** start Passage given **
As he had told Poinsett, Wilkes planned to rely on a corps of young, energetic officers who had just passed their examinations. On most naval vessels, a passed midshipman was relegated to a subordinate role, but on the Exploring Expedition a different standard would prevail. “[T]he Passed Midshipmen will perform the duties of Lieutenants,” Reynolds excitedly wrote Lydia. Wilkes felt it was important that the more senior passed midshipmen be given acting appointments, temporary promotions that reflected their increased responsibilities during the voyage. Soon after Poinsett had been struck down by illness, Mahlon Dickerson was replaced by James Paulding as secretary of the navy. In July, Wilkes asked Paulding to grant the rank of acting lieutenant to ten of the passed midshipmen. Unfortunately Reynolds and May were too far down the list to be included.
Wilkes was under the impression that Poinsett had already agreed that he and his second-in-command William Hudson would be given acting appointments as captains. Since it would leapfrog both of them past the rank of commander, the appointments would undoubtedly infuriate the already irate navy hierarchy. But it would have been just as scandalous to place the nation’s first exploring expedition, a squadron comprising six vessels and several hundred men, under the command of a mere lieutenant.
The issue of rank had become a matter of deep concern in the U.S. Navy. In Britain and France, an officer could aspire to the rank of admiral, but in the United States he could rise no higher than captain, with the title of commodore being given to a captain who commanded a squadron. When an American naval officer encountered a European officer of equivalent age and experience, he was inevitably outranked—a difficult and often embarrassing situation for an officer attempting to uphold the honor of his country. But it wasn’t simply a question of creating the proper impression in foreign ports. If an officer was to maintain discipline among his own officers, he needed to outrank them. Due to the backlog in promotions in the peacetime navy, many lieutenants were placed in the unenviable position of commanding officers of their own rank. “It poisons the very fountain of discipline,” an anonymous naval officer insisted in a widely read article of the day, “and never fails to bring forth insubordination—letting loose among the crew those refractory and evil spirits, which discipline alone can chain down.” Wilkes was not out of bounds in expecting an acting appointment to captain.
** end Passage given **
** start Supplied data **
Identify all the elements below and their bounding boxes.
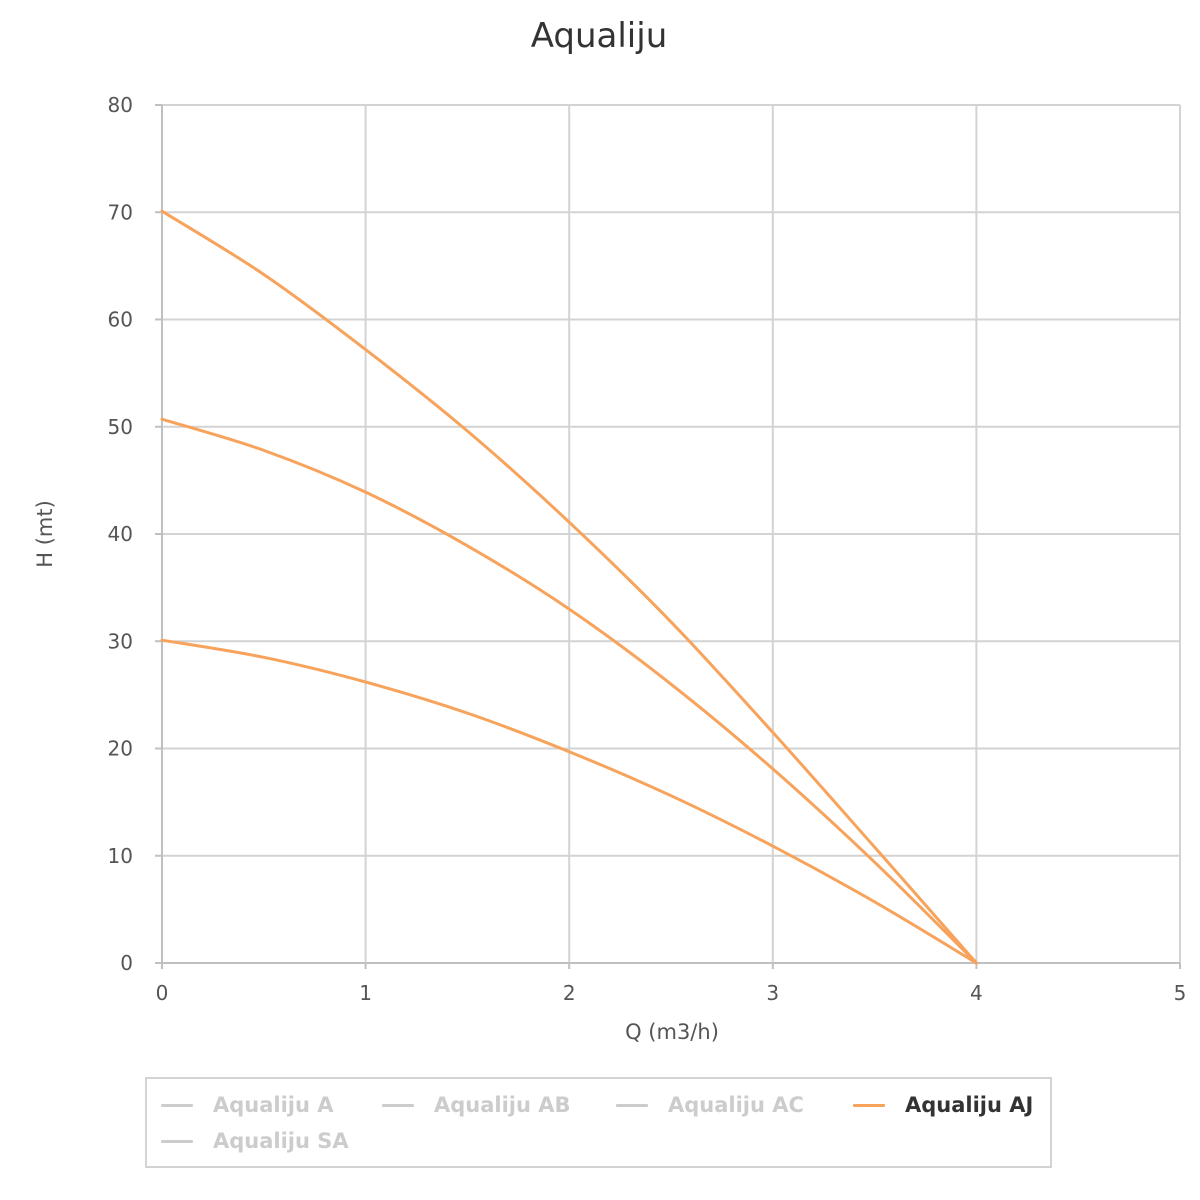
** end Supplied data **
#### To-do list:
**A.** Print the part of the Exploring Expedition passage between "As he had told" and "to be included.", inclusive.
**B.** In the passage on the Exploring Expedition, who replaced Mahlon Dickerson as secretary of the navy?

#### The responses:
**A.**
As he had told Poinsett, Wilkes planned to rely on a corps of young, energetic officers who had just passed their examinations. On most naval vessels, a passed midshipman was relegated to a subordinate role, but on the Exploring Expedition a different standard would prevail. “[T]he Passed Midshipmen will perform the duties of Lieutenants,” Reynolds excitedly wrote Lydia. Wilkes felt it was important that the more senior passed midshipmen be given acting appointments, temporary promotions that reflected their increased responsibilities during the voyage. Soon after Poinsett had been struck down by illness, Mahlon Dickerson was replaced by James Paulding as secretary of the navy. In July, Wilkes asked Paulding to grant the rank of acting lieutenant to ten of the passed midshipmen. Unfortunately Reynolds and May were too far down the list to be included.

**B.** James Paulding